Return the number of lines holding "gusta", with nothing added.
Begin DATA
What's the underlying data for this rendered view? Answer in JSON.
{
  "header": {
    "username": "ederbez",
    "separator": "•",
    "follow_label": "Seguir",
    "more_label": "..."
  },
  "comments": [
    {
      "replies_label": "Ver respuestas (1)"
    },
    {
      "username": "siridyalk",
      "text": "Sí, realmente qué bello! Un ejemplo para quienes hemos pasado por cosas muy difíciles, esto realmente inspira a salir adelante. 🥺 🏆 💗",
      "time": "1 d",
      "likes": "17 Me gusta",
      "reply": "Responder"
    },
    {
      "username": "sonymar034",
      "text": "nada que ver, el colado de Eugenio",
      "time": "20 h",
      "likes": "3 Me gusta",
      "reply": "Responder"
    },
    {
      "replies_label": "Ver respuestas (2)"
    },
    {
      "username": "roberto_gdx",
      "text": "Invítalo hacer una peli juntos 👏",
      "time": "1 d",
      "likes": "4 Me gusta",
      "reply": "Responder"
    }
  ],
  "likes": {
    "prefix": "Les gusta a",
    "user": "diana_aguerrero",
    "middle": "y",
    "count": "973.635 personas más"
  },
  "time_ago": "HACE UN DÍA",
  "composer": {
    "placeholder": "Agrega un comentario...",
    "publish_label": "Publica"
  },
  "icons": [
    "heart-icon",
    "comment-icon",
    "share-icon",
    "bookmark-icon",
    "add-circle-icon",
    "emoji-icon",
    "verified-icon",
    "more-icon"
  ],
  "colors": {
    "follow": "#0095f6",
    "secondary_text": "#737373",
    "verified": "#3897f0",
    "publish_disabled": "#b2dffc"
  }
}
End DATA
● SOLVED PROBLEM
4